Figure contents as structured data
■ ■ ■ ■

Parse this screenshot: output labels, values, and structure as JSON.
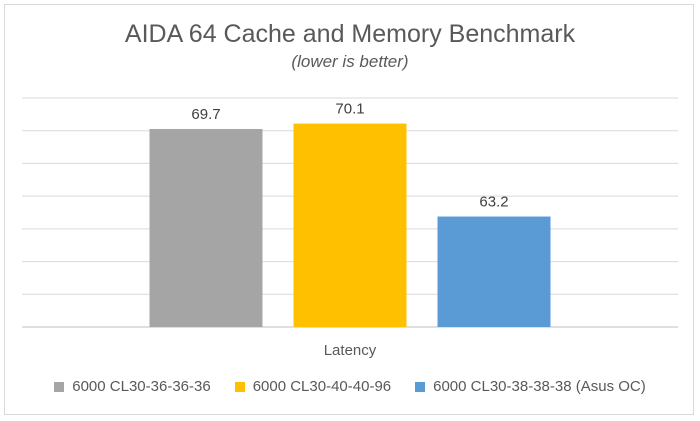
{
  "chart_data": {
    "type": "bar",
    "title": "AIDA 64 Cache and Memory Benchmark",
    "subtitle": "(lower is better)",
    "categories": [
      "Latency"
    ],
    "series": [
      {
        "name": "6000 CL30-36-36-36",
        "values": [
          69.7
        ],
        "color": "#a5a5a5"
      },
      {
        "name": "6000 CL30-40-40-96",
        "values": [
          70.1
        ],
        "color": "#ffc000"
      },
      {
        "name": "6000 CL30-38-38-38 (Asus OC)",
        "values": [
          63.2
        ],
        "color": "#5b9bd5"
      }
    ],
    "ylim": [
      55,
      72
    ],
    "grid": true,
    "legend": "bottom",
    "data_labels": true
  }
}
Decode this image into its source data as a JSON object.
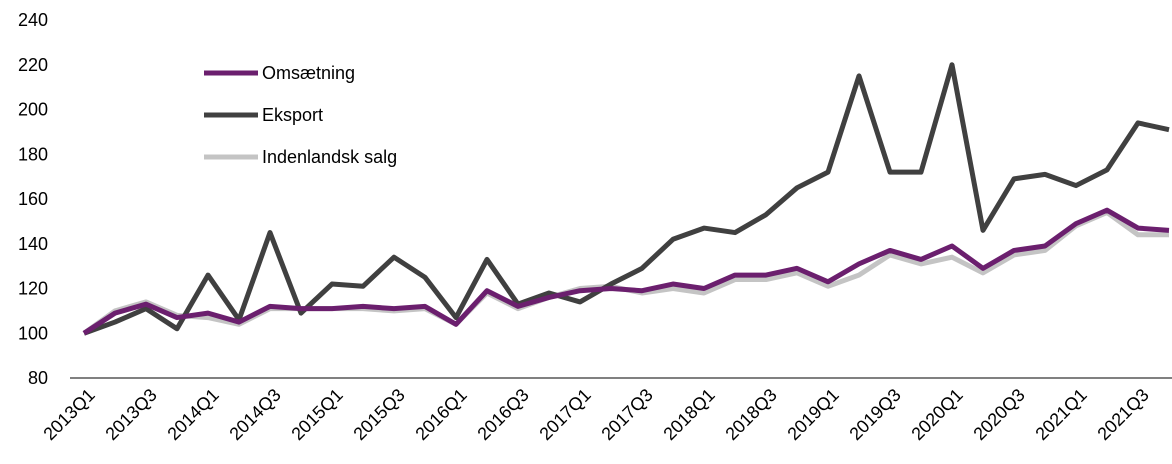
{
  "chart_data": {
    "type": "line",
    "categories": [
      "2013Q1",
      null,
      "2013Q3",
      null,
      "2014Q1",
      null,
      "2014Q3",
      null,
      "2015Q1",
      null,
      "2015Q3",
      null,
      "2016Q1",
      null,
      "2016Q3",
      null,
      "2017Q1",
      null,
      "2017Q3",
      null,
      "2018Q1",
      null,
      "2018Q3",
      null,
      "2019Q1",
      null,
      "2019Q3",
      null,
      "2020Q1",
      null,
      "2020Q3",
      null,
      "2021Q1",
      null,
      "2021Q3",
      null
    ],
    "series": [
      {
        "name": "Omsætning",
        "color": "#6b1f6e",
        "values": [
          100,
          109,
          113,
          107,
          109,
          105,
          112,
          111,
          111,
          112,
          111,
          112,
          104,
          119,
          112,
          116,
          119,
          120,
          119,
          122,
          120,
          126,
          126,
          129,
          123,
          131,
          137,
          133,
          139,
          129,
          137,
          139,
          149,
          155,
          147,
          146
        ]
      },
      {
        "name": "Eksport",
        "color": "#404040",
        "values": [
          100,
          105,
          111,
          102,
          126,
          106,
          145,
          109,
          122,
          121,
          134,
          125,
          107,
          133,
          113,
          118,
          114,
          122,
          129,
          142,
          147,
          145,
          153,
          165,
          172,
          215,
          172,
          172,
          220,
          146,
          169,
          171,
          166,
          173,
          194,
          191
        ]
      },
      {
        "name": "Indenlandsk salg",
        "color": "#c4c4c4",
        "values": [
          100,
          110,
          114,
          108,
          107,
          104,
          111,
          111,
          111,
          111,
          110,
          111,
          104,
          118,
          111,
          116,
          120,
          121,
          118,
          120,
          118,
          124,
          124,
          127,
          121,
          126,
          135,
          131,
          134,
          127,
          135,
          137,
          148,
          154,
          144,
          144
        ]
      }
    ],
    "ylim": [
      80,
      240
    ],
    "yticks": [
      80,
      100,
      120,
      140,
      160,
      180,
      200,
      220,
      240
    ],
    "grid": false,
    "legend": "upper left"
  }
}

■ ■ ■ ■

**WHAT YOU ARE ASKED TO DO:** Find every line in the records above that contains the word "color", and copy each one.

**RESULT OF THE EXERCISE:**
        "color": "#a5a5a5"
        "color": "#ffc000"
        "color": "#5b9bd5"
        "color": "#6b1f6e",
        "color": "#404040",
        "color": "#c4c4c4",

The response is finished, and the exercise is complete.